**Data lines**:
::::
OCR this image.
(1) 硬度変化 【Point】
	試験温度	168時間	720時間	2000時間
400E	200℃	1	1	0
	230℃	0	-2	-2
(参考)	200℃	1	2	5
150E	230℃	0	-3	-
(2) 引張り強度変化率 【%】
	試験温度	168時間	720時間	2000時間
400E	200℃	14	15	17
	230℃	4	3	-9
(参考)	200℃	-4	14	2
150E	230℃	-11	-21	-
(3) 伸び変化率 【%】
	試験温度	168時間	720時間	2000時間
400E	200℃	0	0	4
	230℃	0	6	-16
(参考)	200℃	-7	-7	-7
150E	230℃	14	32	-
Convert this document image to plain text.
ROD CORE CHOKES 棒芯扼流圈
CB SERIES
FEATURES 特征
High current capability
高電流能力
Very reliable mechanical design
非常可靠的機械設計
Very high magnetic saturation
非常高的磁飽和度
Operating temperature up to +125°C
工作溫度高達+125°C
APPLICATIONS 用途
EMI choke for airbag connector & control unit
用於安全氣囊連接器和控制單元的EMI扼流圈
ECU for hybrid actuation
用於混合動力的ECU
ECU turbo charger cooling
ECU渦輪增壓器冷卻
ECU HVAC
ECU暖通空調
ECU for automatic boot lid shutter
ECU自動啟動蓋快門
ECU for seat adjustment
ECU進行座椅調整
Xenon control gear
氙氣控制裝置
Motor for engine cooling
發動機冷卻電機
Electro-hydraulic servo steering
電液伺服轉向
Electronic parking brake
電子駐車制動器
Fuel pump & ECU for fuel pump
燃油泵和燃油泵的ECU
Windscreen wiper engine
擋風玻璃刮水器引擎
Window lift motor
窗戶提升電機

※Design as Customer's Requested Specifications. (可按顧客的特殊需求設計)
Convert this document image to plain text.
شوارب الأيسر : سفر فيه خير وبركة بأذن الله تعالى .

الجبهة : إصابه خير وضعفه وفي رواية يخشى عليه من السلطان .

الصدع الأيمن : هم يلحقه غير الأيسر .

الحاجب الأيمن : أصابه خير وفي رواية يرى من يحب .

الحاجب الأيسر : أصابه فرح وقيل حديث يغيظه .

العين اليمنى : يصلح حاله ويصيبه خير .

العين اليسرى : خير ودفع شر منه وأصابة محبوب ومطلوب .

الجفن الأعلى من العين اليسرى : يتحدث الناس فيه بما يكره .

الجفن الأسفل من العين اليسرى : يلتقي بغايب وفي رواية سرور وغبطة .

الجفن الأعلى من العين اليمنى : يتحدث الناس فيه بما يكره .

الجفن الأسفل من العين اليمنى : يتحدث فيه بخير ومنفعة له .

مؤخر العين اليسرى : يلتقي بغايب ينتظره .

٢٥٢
::::
**Given instruction**:
Above are some records. Report the number of their lines that include "يلتقي", and add nothing else.

**Exercise result**:
2